### GIVEN PROBLEM:
Review the material line by line. Identify and copy every line that contains the string "آزمون".

### DATA SUPPLIED:

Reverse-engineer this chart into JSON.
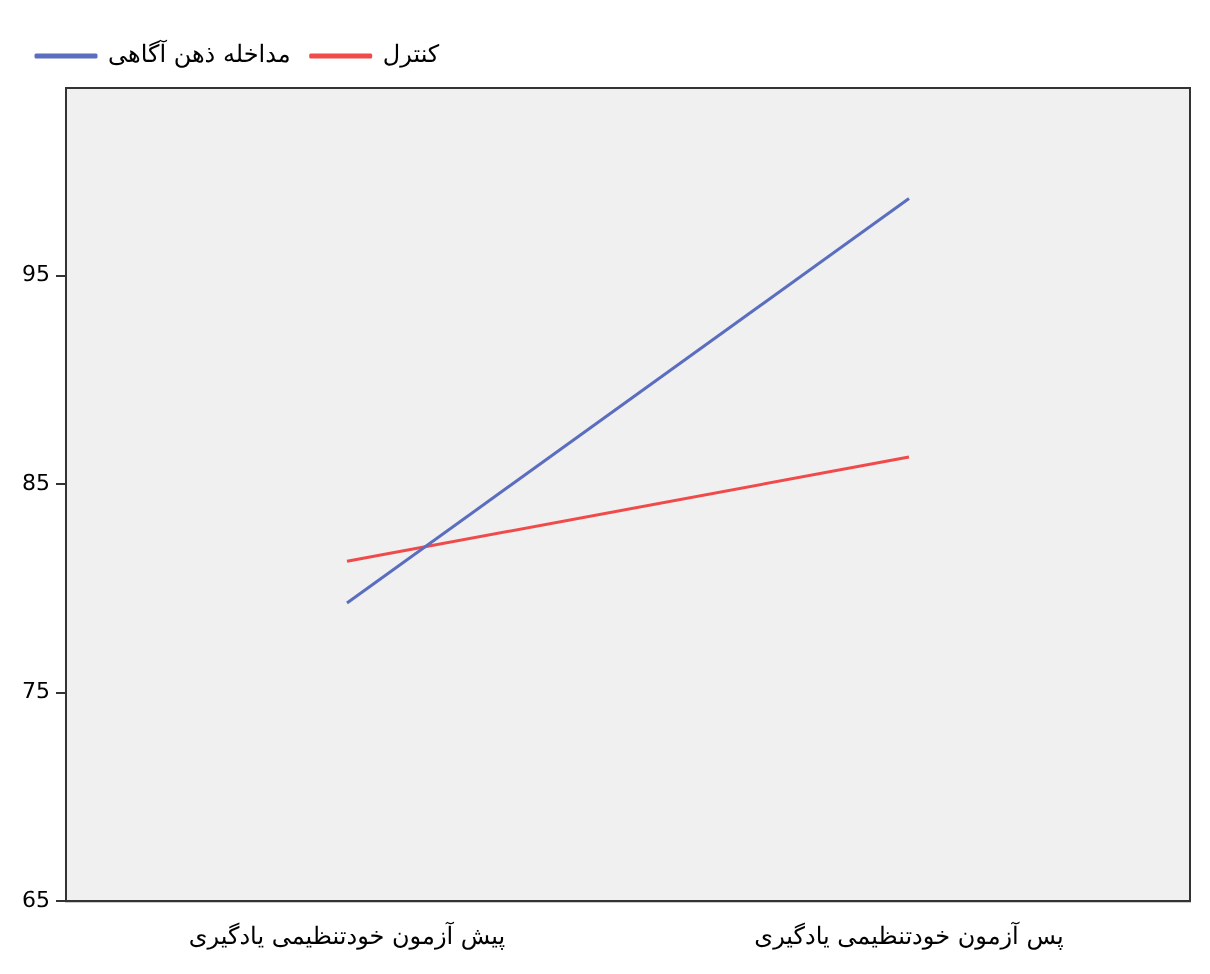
{
  "chart_data": {
    "type": "line",
    "categories": [
      "پیش آزمون خودتنظیمی یادگیری",
      "پس آزمون خودتنظیمی یادگیری"
    ],
    "series": [
      {
        "name": "مداخله ذهن آگاهی",
        "color": "#5a6dbf",
        "values": [
          79.3,
          98.7
        ]
      },
      {
        "name": "کنترل",
        "color": "#f04a4a",
        "values": [
          81.3,
          86.3
        ]
      }
    ],
    "ylim": [
      65,
      104
    ],
    "yticks": [
      65,
      75,
      85,
      95
    ],
    "grid": false,
    "legend": "top left",
    "marker": "none",
    "line_style": "solid"
  }
}
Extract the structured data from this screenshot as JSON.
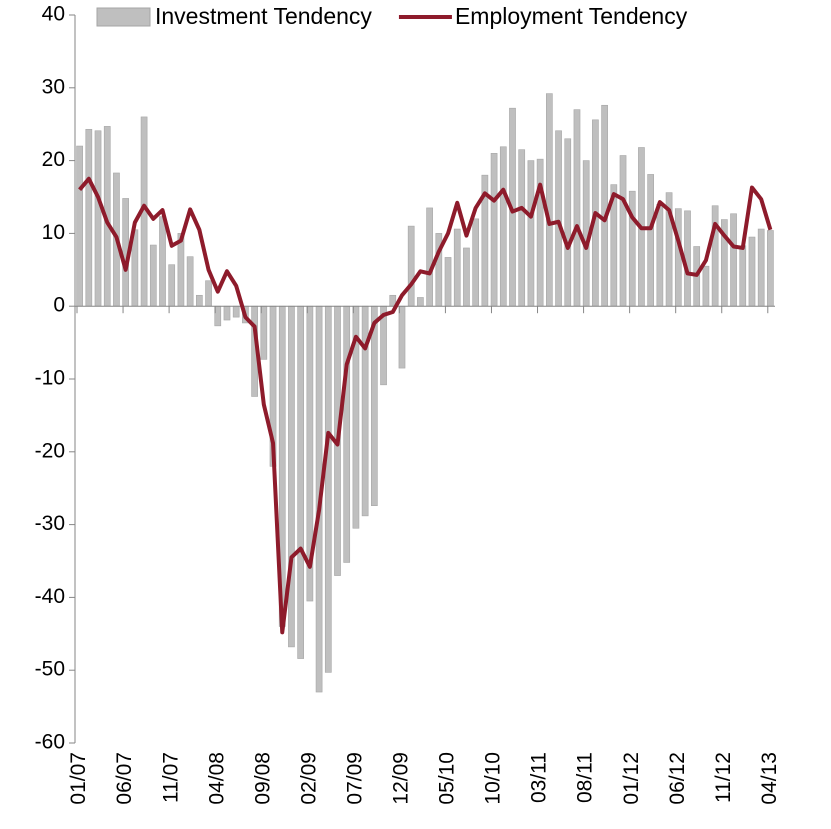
{
  "chart_data": {
    "type": "combo",
    "categories": [
      "01/07",
      null,
      null,
      null,
      null,
      "06/07",
      null,
      null,
      null,
      null,
      "11/07",
      null,
      null,
      null,
      null,
      "04/08",
      null,
      null,
      null,
      null,
      "09/08",
      null,
      null,
      null,
      null,
      "02/09",
      null,
      null,
      null,
      null,
      "07/09",
      null,
      null,
      null,
      null,
      "12/09",
      null,
      null,
      null,
      null,
      "05/10",
      null,
      null,
      null,
      null,
      "10/10",
      null,
      null,
      null,
      null,
      "03/11",
      null,
      null,
      null,
      null,
      "08/11",
      null,
      null,
      null,
      null,
      "01/12",
      null,
      null,
      null,
      null,
      "06/12",
      null,
      null,
      null,
      null,
      "11/12",
      null,
      null,
      null,
      null,
      "04/13"
    ],
    "series": [
      {
        "name": "Investment Tendency",
        "type": "bar",
        "color": "#bfbfbf",
        "values": [
          22,
          24.3,
          24.1,
          24.7,
          18.3,
          14.8,
          10.5,
          26,
          8.4,
          12.3,
          5.7,
          10,
          6.8,
          1.5,
          3.5,
          -2.7,
          -1.9,
          -1.5,
          -2.3,
          -12.4,
          -7.3,
          -22,
          -44,
          -46.8,
          -48.4,
          -40.5,
          -53,
          -50.3,
          -37,
          -35.2,
          -30.5,
          -28.8,
          -27.4,
          -10.8,
          1.5,
          -8.5,
          11,
          1.2,
          13.5,
          10,
          6.7,
          10.6,
          8,
          12,
          18,
          21,
          21.9,
          27.2,
          21.5,
          20,
          20.2,
          29.2,
          24.1,
          23,
          27,
          20,
          25.6,
          27.6,
          16.7,
          20.7,
          15.8,
          21.8,
          18.1,
          14,
          15.6,
          13.4,
          13.1,
          8.2,
          5.5,
          13.8,
          11.9,
          12.7,
          8.3,
          9.5,
          10.6,
          10.4
        ]
      },
      {
        "name": "Employment Tendency",
        "type": "line",
        "color": "#8e1b2b",
        "values": [
          16,
          17.5,
          15,
          11.5,
          9.5,
          5,
          11.5,
          13.8,
          12,
          13.2,
          8.3,
          9,
          13.3,
          10.5,
          5,
          2,
          4.8,
          2.8,
          -1.5,
          -2.8,
          -13.5,
          -18.8,
          -44.8,
          -34.5,
          -33.3,
          -35.8,
          -28,
          -17.4,
          -19,
          -8,
          -4.2,
          -5.8,
          -2.3,
          -1.2,
          -0.8,
          1.5,
          3,
          4.8,
          4.5,
          7.5,
          10,
          14.2,
          9.7,
          13.5,
          15.5,
          14.5,
          16,
          13,
          13.5,
          12.3,
          16.7,
          11.3,
          11.6,
          8,
          11,
          8,
          12.8,
          11.8,
          15.4,
          14.7,
          12.2,
          10.7,
          10.7,
          14.3,
          13.2,
          9,
          4.5,
          4.3,
          6.3,
          11.3,
          9.7,
          8.2,
          8,
          16.3,
          14.7,
          10.5
        ]
      }
    ],
    "ylim": [
      -60,
      40
    ],
    "yticks": [
      -60,
      -50,
      -40,
      -30,
      -20,
      -10,
      0,
      10,
      20,
      30,
      40
    ],
    "grid": false,
    "legend": "top"
  }
}
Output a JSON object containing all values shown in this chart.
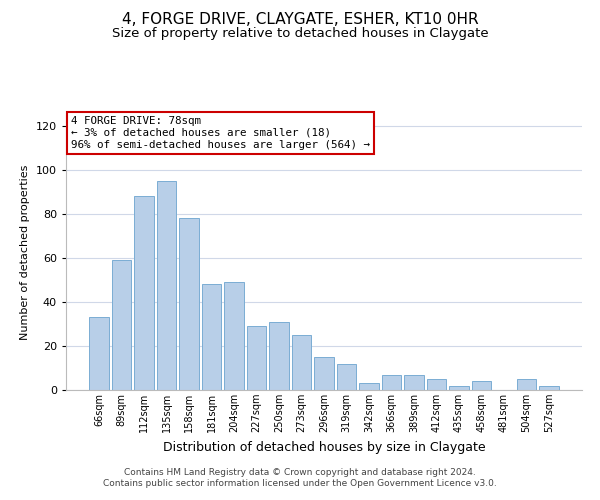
{
  "title": "4, FORGE DRIVE, CLAYGATE, ESHER, KT10 0HR",
  "subtitle": "Size of property relative to detached houses in Claygate",
  "xlabel": "Distribution of detached houses by size in Claygate",
  "ylabel": "Number of detached properties",
  "bar_color": "#b8cfe8",
  "bar_edge_color": "#7aadd4",
  "categories": [
    "66sqm",
    "89sqm",
    "112sqm",
    "135sqm",
    "158sqm",
    "181sqm",
    "204sqm",
    "227sqm",
    "250sqm",
    "273sqm",
    "296sqm",
    "319sqm",
    "342sqm",
    "366sqm",
    "389sqm",
    "412sqm",
    "435sqm",
    "458sqm",
    "481sqm",
    "504sqm",
    "527sqm"
  ],
  "values": [
    33,
    59,
    88,
    95,
    78,
    48,
    49,
    29,
    31,
    25,
    15,
    12,
    3,
    7,
    7,
    5,
    2,
    4,
    0,
    5,
    2
  ],
  "ylim": [
    0,
    125
  ],
  "yticks": [
    0,
    20,
    40,
    60,
    80,
    100,
    120
  ],
  "annotation_title": "4 FORGE DRIVE: 78sqm",
  "annotation_line1": "← 3% of detached houses are smaller (18)",
  "annotation_line2": "96% of semi-detached houses are larger (564) →",
  "annotation_box_color": "#ffffff",
  "annotation_box_edge_color": "#cc0000",
  "footer_line1": "Contains HM Land Registry data © Crown copyright and database right 2024.",
  "footer_line2": "Contains public sector information licensed under the Open Government Licence v3.0.",
  "background_color": "#ffffff",
  "grid_color": "#d0d8e8",
  "title_fontsize": 11,
  "subtitle_fontsize": 9.5,
  "xlabel_fontsize": 9,
  "ylabel_fontsize": 8,
  "footer_fontsize": 6.5
}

### PROBLEM SOLUTION:
      "پیش آزمون خودتنظیمی یادگیری",
      "پس آزمون خودتنظیمی یادگیری"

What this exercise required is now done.